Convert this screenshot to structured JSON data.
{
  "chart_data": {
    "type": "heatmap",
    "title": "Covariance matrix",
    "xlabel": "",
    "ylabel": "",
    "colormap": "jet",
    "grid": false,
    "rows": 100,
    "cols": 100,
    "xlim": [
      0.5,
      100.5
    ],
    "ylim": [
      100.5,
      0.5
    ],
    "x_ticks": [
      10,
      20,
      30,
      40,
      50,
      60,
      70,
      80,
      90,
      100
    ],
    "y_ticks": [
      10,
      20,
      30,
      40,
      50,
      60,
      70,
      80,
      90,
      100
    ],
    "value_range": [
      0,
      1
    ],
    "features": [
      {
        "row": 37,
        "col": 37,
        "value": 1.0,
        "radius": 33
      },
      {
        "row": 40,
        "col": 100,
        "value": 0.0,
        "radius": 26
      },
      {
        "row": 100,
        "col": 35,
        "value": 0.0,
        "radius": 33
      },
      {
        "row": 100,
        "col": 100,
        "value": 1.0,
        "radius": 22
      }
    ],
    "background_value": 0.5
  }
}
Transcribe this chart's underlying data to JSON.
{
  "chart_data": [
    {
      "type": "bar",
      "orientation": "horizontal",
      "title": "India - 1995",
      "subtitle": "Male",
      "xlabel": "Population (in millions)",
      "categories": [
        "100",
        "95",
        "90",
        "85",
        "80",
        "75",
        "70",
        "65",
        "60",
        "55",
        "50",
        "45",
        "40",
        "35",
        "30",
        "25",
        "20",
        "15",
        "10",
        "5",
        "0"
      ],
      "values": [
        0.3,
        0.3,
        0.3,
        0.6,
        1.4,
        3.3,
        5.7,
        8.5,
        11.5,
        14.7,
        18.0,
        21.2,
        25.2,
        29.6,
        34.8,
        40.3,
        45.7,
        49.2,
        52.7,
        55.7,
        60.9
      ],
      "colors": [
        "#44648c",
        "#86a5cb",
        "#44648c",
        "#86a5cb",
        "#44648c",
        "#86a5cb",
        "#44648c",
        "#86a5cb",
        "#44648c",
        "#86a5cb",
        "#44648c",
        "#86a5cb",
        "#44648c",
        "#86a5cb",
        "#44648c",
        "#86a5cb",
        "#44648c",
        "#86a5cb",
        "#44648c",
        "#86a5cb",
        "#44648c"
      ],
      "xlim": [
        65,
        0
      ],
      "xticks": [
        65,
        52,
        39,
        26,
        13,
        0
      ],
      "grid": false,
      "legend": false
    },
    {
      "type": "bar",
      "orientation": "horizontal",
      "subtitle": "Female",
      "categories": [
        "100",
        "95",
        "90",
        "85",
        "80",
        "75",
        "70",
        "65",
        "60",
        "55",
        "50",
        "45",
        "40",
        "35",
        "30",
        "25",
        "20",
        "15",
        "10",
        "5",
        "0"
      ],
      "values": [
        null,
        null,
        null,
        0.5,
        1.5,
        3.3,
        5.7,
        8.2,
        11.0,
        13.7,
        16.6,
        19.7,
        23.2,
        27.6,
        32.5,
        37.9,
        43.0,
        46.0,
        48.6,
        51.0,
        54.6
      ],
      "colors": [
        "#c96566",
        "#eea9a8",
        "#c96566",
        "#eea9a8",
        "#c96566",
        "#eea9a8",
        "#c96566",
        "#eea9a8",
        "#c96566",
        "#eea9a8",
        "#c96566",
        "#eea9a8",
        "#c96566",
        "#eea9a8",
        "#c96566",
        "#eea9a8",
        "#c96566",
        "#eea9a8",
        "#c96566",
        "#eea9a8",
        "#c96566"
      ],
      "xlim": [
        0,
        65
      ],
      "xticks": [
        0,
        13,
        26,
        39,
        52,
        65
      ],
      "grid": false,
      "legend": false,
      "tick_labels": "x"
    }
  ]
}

● **Written task**
Give only the number of lines in the material above that include the word "false".

● **Worked answer**
5